**What to do:**
Without including any pictures, write out all the entries exactly.

**Extracted information:**
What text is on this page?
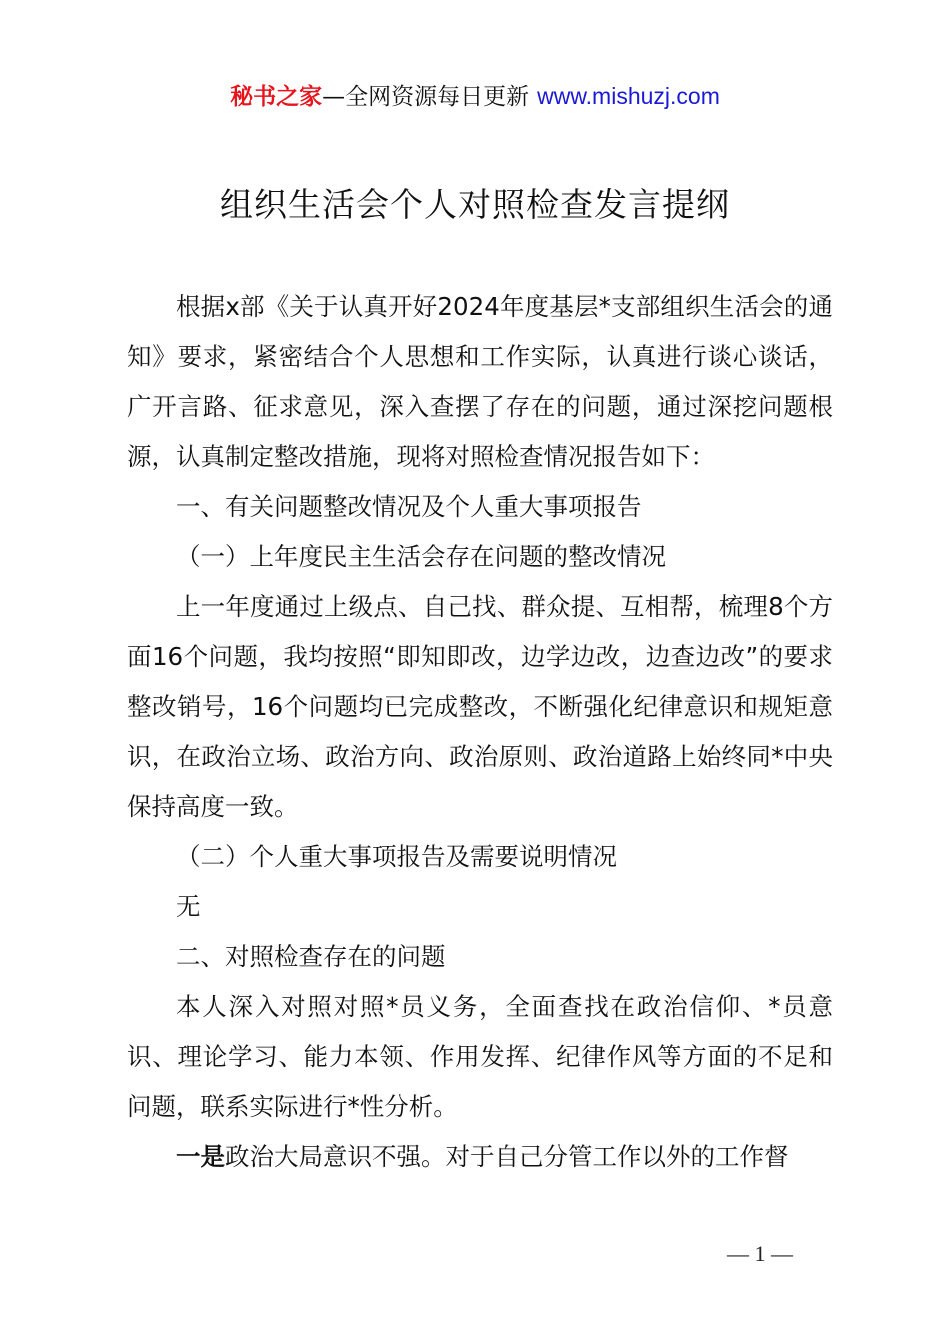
秘书之家—全网资源每日更新 www.mishuzj.com
组织生活会个人对照检查发言提纲

根据x部《关于认真开好2024年度基层*支部组织生活会的通知》要求，紧密结合个人思想和工作实际，认真进行谈心谈话，广开言路、征求意见，深入查摆了存在的问题，通过深挖问题根源，认真制定整改措施，现将对照检查情况报告如下：

一、有关问题整改情况及个人重大事项报告

（一）上年度民主生活会存在问题的整改情况

上一年度通过上级点、自己找、群众提、互相帮，梳理8个方面16个问题，我均按照“即知即改，边学边改，边查边改”的要求整改销号，16个问题均已完成整改，不断强化纪律意识和规矩意识，在政治立场、政治方向、政治原则、政治道路上始终同*中央保持高度一致。

（二）个人重大事项报告及需要说明情况

无

二、对照检查存在的问题

本人深入对照对照*员义务，全面查找在政治信仰、*员意识、理论学习、能力本领、作用发挥、纪律作风等方面的不足和问题，联系实际进行*性分析。

一是政治大局意识不强。对于自己分管工作以外的工作督

— 1 —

**Solution:**
What text is on this page?
秘书之家—全网资源每日更新 www.mishuzj.com
组织生活会个人对照检查发言提纲

根据x部《关于认真开好2024年度基层*支部组织生活会的通知》要求，紧密结合个人思想和工作实际，认真进行谈心谈话，广开言路、征求意见，深入查摆了存在的问题，通过深挖问题根源，认真制定整改措施，现将对照检查情况报告如下：

一、有关问题整改情况及个人重大事项报告

（一）上年度民主生活会存在问题的整改情况

上一年度通过上级点、自己找、群众提、互相帮，梳理8个方面16个问题，我均按照“即知即改，边学边改，边查边改”的要求整改销号，16个问题均已完成整改，不断强化纪律意识和规矩意识，在政治立场、政治方向、政治原则、政治道路上始终同*中央保持高度一致。

（二）个人重大事项报告及需要说明情况

无

二、对照检查存在的问题

本人深入对照对照*员义务，全面查找在政治信仰、*员意识、理论学习、能力本领、作用发挥、纪律作风等方面的不足和问题，联系实际进行*性分析。

一是政治大局意识不强。对于自己分管工作以外的工作督

— 1 —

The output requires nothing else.